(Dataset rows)
╔══

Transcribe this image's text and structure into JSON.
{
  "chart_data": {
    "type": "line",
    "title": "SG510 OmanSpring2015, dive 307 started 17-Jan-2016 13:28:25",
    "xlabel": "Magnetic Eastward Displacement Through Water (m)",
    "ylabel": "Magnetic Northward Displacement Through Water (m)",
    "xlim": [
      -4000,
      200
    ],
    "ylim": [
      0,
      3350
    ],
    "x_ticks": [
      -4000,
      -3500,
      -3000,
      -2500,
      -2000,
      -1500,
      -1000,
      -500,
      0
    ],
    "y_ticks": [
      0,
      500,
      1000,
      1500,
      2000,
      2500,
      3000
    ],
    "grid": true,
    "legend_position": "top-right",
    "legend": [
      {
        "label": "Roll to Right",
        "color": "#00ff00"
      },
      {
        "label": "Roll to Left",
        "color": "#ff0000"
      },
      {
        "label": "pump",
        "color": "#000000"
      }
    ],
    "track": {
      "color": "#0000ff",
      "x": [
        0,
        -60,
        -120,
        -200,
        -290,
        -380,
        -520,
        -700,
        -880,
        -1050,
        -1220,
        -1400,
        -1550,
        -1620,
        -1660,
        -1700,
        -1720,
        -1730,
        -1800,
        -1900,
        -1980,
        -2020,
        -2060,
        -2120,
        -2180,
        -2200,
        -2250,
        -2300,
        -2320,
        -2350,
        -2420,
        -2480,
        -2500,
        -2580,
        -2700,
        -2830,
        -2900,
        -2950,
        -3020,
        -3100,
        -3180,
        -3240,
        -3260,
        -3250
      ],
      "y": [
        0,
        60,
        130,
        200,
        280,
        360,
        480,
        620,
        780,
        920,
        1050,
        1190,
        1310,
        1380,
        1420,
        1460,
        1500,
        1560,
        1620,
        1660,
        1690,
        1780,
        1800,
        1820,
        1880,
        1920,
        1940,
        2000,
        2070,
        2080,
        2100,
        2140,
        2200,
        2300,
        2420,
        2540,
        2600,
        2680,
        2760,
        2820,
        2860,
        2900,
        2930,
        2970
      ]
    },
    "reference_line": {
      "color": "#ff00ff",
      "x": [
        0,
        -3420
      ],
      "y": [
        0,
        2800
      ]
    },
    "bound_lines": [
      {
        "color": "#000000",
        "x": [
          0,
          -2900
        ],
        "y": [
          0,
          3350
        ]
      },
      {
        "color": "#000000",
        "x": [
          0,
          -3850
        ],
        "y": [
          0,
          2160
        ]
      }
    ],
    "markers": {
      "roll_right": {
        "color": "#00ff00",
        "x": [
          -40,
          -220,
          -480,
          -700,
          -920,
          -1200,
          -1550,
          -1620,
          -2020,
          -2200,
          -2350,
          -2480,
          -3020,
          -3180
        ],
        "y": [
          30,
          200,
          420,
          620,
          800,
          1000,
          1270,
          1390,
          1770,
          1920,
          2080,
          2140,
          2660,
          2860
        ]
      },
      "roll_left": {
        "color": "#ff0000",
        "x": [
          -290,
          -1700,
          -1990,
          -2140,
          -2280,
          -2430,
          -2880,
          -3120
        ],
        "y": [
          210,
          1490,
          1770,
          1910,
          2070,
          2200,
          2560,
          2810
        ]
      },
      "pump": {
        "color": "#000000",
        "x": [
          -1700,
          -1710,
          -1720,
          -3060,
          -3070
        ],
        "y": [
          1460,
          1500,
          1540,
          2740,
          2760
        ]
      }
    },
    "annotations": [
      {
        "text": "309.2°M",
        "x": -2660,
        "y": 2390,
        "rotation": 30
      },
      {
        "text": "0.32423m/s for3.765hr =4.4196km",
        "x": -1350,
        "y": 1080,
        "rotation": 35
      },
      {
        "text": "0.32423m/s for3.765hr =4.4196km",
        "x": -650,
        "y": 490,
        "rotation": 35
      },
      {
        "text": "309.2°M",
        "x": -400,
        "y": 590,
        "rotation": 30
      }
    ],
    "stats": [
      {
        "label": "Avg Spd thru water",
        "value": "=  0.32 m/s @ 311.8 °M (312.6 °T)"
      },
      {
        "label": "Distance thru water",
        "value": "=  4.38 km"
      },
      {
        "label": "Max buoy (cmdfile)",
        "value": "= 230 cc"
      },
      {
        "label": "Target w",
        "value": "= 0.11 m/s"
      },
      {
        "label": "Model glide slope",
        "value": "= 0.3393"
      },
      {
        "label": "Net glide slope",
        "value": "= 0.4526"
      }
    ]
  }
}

╚══

**TASK STATEMENT**
Take the records above and return them exactly as written.

**TASK RESPONSE**
Transcribe this image's text and structure into JSON.
{
  "chart_data": {
    "type": "line",
    "title": "SG510 OmanSpring2015, dive 307 started 17-Jan-2016 13:28:25",
    "xlabel": "Magnetic Eastward Displacement Through Water (m)",
    "ylabel": "Magnetic Northward Displacement Through Water (m)",
    "xlim": [
      -4000,
      200
    ],
    "ylim": [
      0,
      3350
    ],
    "x_ticks": [
      -4000,
      -3500,
      -3000,
      -2500,
      -2000,
      -1500,
      -1000,
      -500,
      0
    ],
    "y_ticks": [
      0,
      500,
      1000,
      1500,
      2000,
      2500,
      3000
    ],
    "grid": true,
    "legend_position": "top-right",
    "legend": [
      {
        "label": "Roll to Right",
        "color": "#00ff00"
      },
      {
        "label": "Roll to Left",
        "color": "#ff0000"
      },
      {
        "label": "pump",
        "color": "#000000"
      }
    ],
    "track": {
      "color": "#0000ff",
      "x": [
        0,
        -60,
        -120,
        -200,
        -290,
        -380,
        -520,
        -700,
        -880,
        -1050,
        -1220,
        -1400,
        -1550,
        -1620,
        -1660,
        -1700,
        -1720,
        -1730,
        -1800,
        -1900,
        -1980,
        -2020,
        -2060,
        -2120,
        -2180,
        -2200,
        -2250,
        -2300,
        -2320,
        -2350,
        -2420,
        -2480,
        -2500,
        -2580,
        -2700,
        -2830,
        -2900,
        -2950,
        -3020,
        -3100,
        -3180,
        -3240,
        -3260,
        -3250
      ],
      "y": [
        0,
        60,
        130,
        200,
        280,
        360,
        480,
        620,
        780,
        920,
        1050,
        1190,
        1310,
        1380,
        1420,
        1460,
        1500,
        1560,
        1620,
        1660,
        1690,
        1780,
        1800,
        1820,
        1880,
        1920,
        1940,
        2000,
        2070,
        2080,
        2100,
        2140,
        2200,
        2300,
        2420,
        2540,
        2600,
        2680,
        2760,
        2820,
        2860,
        2900,
        2930,
        2970
      ]
    },
    "reference_line": {
      "color": "#ff00ff",
      "x": [
        0,
        -3420
      ],
      "y": [
        0,
        2800
      ]
    },
    "bound_lines": [
      {
        "color": "#000000",
        "x": [
          0,
          -2900
        ],
        "y": [
          0,
          3350
        ]
      },
      {
        "color": "#000000",
        "x": [
          0,
          -3850
        ],
        "y": [
          0,
          2160
        ]
      }
    ],
    "markers": {
      "roll_right": {
        "color": "#00ff00",
        "x": [
          -40,
          -220,
          -480,
          -700,
          -920,
          -1200,
          -1550,
          -1620,
          -2020,
          -2200,
          -2350,
          -2480,
          -3020,
          -3180
        ],
        "y": [
          30,
          200,
          420,
          620,
          800,
          1000,
          1270,
          1390,
          1770,
          1920,
          2080,
          2140,
          2660,
          2860
        ]
      },
      "roll_left": {
        "color": "#ff0000",
        "x": [
          -290,
          -1700,
          -1990,
          -2140,
          -2280,
          -2430,
          -2880,
          -3120
        ],
        "y": [
          210,
          1490,
          1770,
          1910,
          2070,
          2200,
          2560,
          2810
        ]
      },
      "pump": {
        "color": "#000000",
        "x": [
          -1700,
          -1710,
          -1720,
          -3060,
          -3070
        ],
        "y": [
          1460,
          1500,
          1540,
          2740,
          2760
        ]
      }
    },
    "annotations": [
      {
        "text": "309.2°M",
        "x": -2660,
        "y": 2390,
        "rotation": 30
      },
      {
        "text": "0.32423m/s for3.765hr =4.4196km",
        "x": -1350,
        "y": 1080,
        "rotation": 35
      },
      {
        "text": "0.32423m/s for3.765hr =4.4196km",
        "x": -650,
        "y": 490,
        "rotation": 35
      },
      {
        "text": "309.2°M",
        "x": -400,
        "y": 590,
        "rotation": 30
      }
    ],
    "stats": [
      {
        "label": "Avg Spd thru water",
        "value": "=  0.32 m/s @ 311.8 °M (312.6 °T)"
      },
      {
        "label": "Distance thru water",
        "value": "=  4.38 km"
      },
      {
        "label": "Max buoy (cmdfile)",
        "value": "= 230 cc"
      },
      {
        "label": "Target w",
        "value": "= 0.11 m/s"
      },
      {
        "label": "Model glide slope",
        "value": "= 0.3393"
      },
      {
        "label": "Net glide slope",
        "value": "= 0.4526"
      }
    ]
  }
}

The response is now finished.